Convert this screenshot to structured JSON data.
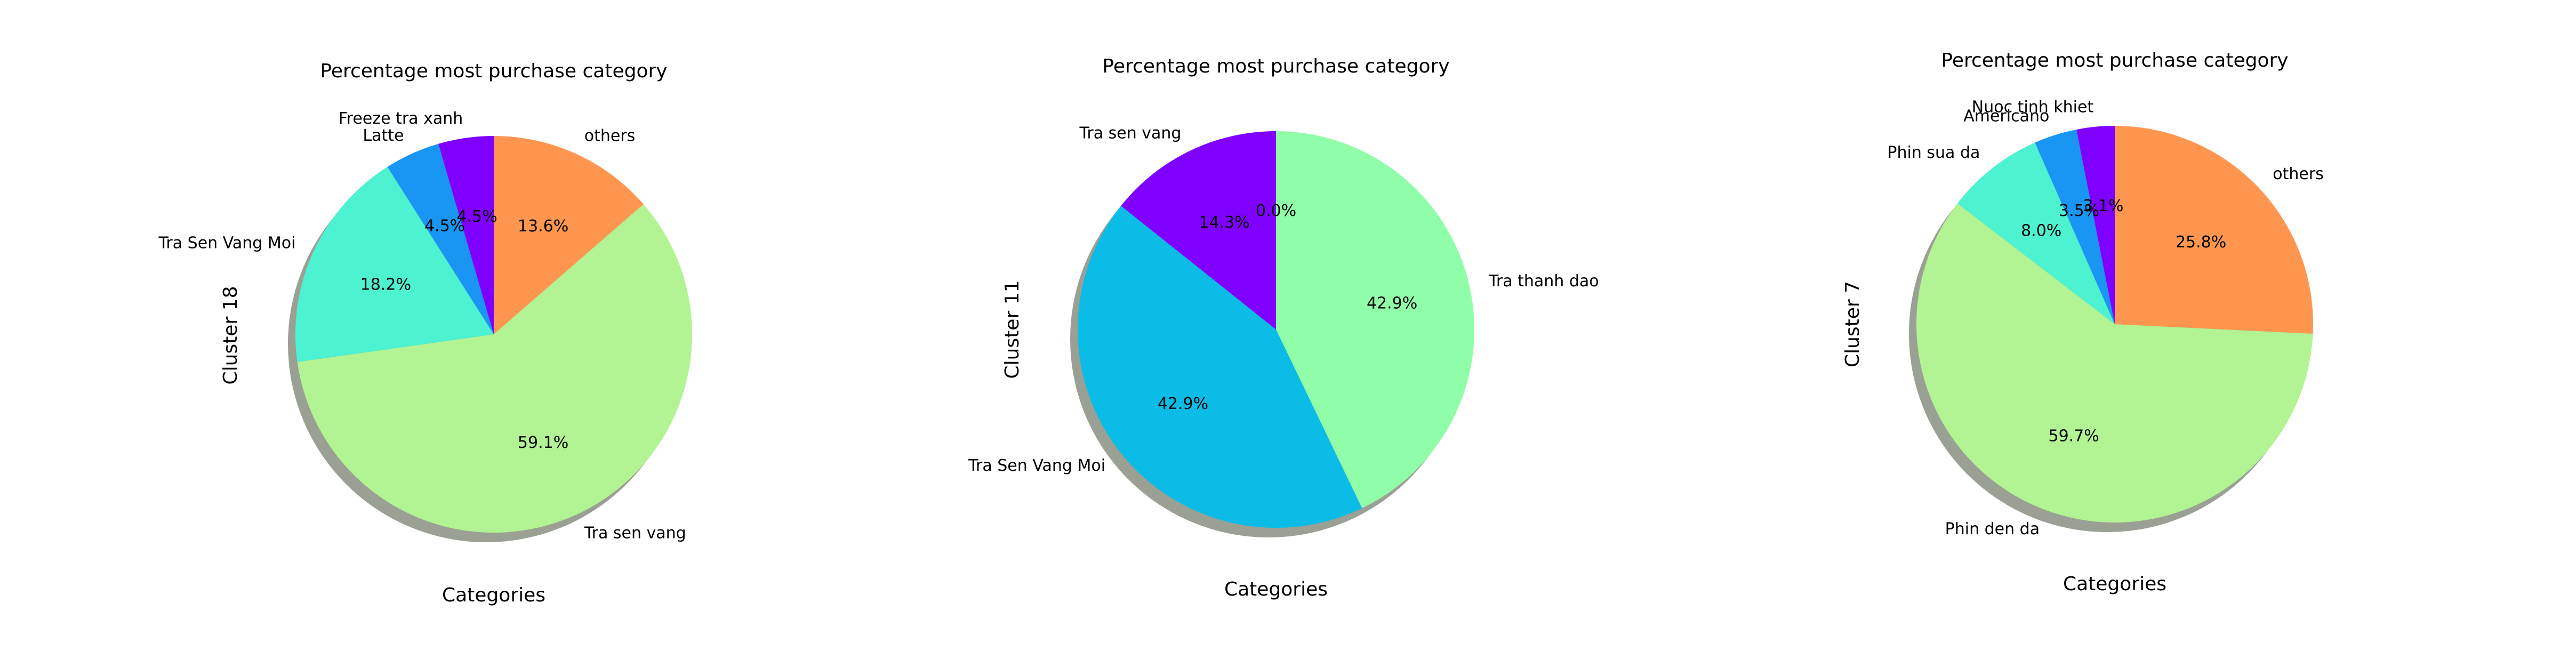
{
  "chart_data": [
    {
      "type": "pie",
      "title": "Percentage most purchase category",
      "xlabel": "Categories",
      "ylabel": "Cluster 18",
      "shadow": true,
      "slices": [
        {
          "label": "others",
          "value": 13.6,
          "pct_label": "13.6%",
          "color": "#ff9650"
        },
        {
          "label": "Tra sen vang",
          "value": 59.1,
          "pct_label": "59.1%",
          "color": "#b2f393"
        },
        {
          "label": "Tra Sen Vang Moi",
          "value": 18.2,
          "pct_label": "18.2%",
          "color": "#4df2d0"
        },
        {
          "label": "Latte",
          "value": 4.5,
          "pct_label": "4.5%",
          "color": "#1996f3"
        },
        {
          "label": "Freeze tra xanh",
          "value": 4.5,
          "pct_label": "4.5%",
          "color": "#8000ff"
        }
      ]
    },
    {
      "type": "pie",
      "title": "Percentage most purchase category",
      "xlabel": "Categories",
      "ylabel": "Cluster 11",
      "shadow": true,
      "slices": [
        {
          "label": "",
          "value": 0.0,
          "pct_label": "0.0%",
          "color": "#ff0000"
        },
        {
          "label": "Tra thanh dao",
          "value": 42.9,
          "pct_label": "42.9%",
          "color": "#90fea9"
        },
        {
          "label": "Tra Sen Vang Moi",
          "value": 42.9,
          "pct_label": "42.9%",
          "color": "#0bbde6"
        },
        {
          "label": "Tra sen vang",
          "value": 14.3,
          "pct_label": "14.3%",
          "color": "#8000ff"
        }
      ]
    },
    {
      "type": "pie",
      "title": "Percentage most purchase category",
      "xlabel": "Categories",
      "ylabel": "Cluster 7",
      "shadow": true,
      "slices": [
        {
          "label": "others",
          "value": 25.8,
          "pct_label": "25.8%",
          "color": "#ff9650"
        },
        {
          "label": "Phin den da",
          "value": 59.7,
          "pct_label": "59.7%",
          "color": "#b2f393"
        },
        {
          "label": "Phin sua da",
          "value": 8.0,
          "pct_label": "8.0%",
          "color": "#4df2d0"
        },
        {
          "label": "Americano",
          "value": 3.5,
          "pct_label": "3.5%",
          "color": "#1996f3"
        },
        {
          "label": "Nuoc tinh khiet",
          "value": 3.1,
          "pct_label": "3.1%",
          "color": "#8000ff"
        }
      ]
    }
  ]
}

What is required
Without the pictures, extract every entry verbatim.

Answer
Convert this screenshot to structured JSON data.
{
  "chart_data": [
    {
      "type": "pie",
      "title": "Percentage most purchase category",
      "xlabel": "Categories",
      "ylabel": "Cluster 18",
      "shadow": true,
      "slices": [
        {
          "label": "others",
          "value": 13.6,
          "pct_label": "13.6%",
          "color": "#ff9650"
        },
        {
          "label": "Tra sen vang",
          "value": 59.1,
          "pct_label": "59.1%",
          "color": "#b2f393"
        },
        {
          "label": "Tra Sen Vang Moi",
          "value": 18.2,
          "pct_label": "18.2%",
          "color": "#4df2d0"
        },
        {
          "label": "Latte",
          "value": 4.5,
          "pct_label": "4.5%",
          "color": "#1996f3"
        },
        {
          "label": "Freeze tra xanh",
          "value": 4.5,
          "pct_label": "4.5%",
          "color": "#8000ff"
        }
      ]
    },
    {
      "type": "pie",
      "title": "Percentage most purchase category",
      "xlabel": "Categories",
      "ylabel": "Cluster 11",
      "shadow": true,
      "slices": [
        {
          "label": "",
          "value": 0.0,
          "pct_label": "0.0%",
          "color": "#ff0000"
        },
        {
          "label": "Tra thanh dao",
          "value": 42.9,
          "pct_label": "42.9%",
          "color": "#90fea9"
        },
        {
          "label": "Tra Sen Vang Moi",
          "value": 42.9,
          "pct_label": "42.9%",
          "color": "#0bbde6"
        },
        {
          "label": "Tra sen vang",
          "value": 14.3,
          "pct_label": "14.3%",
          "color": "#8000ff"
        }
      ]
    },
    {
      "type": "pie",
      "title": "Percentage most purchase category",
      "xlabel": "Categories",
      "ylabel": "Cluster 7",
      "shadow": true,
      "slices": [
        {
          "label": "others",
          "value": 25.8,
          "pct_label": "25.8%",
          "color": "#ff9650"
        },
        {
          "label": "Phin den da",
          "value": 59.7,
          "pct_label": "59.7%",
          "color": "#b2f393"
        },
        {
          "label": "Phin sua da",
          "value": 8.0,
          "pct_label": "8.0%",
          "color": "#4df2d0"
        },
        {
          "label": "Americano",
          "value": 3.5,
          "pct_label": "3.5%",
          "color": "#1996f3"
        },
        {
          "label": "Nuoc tinh khiet",
          "value": 3.1,
          "pct_label": "3.1%",
          "color": "#8000ff"
        }
      ]
    }
  ]
}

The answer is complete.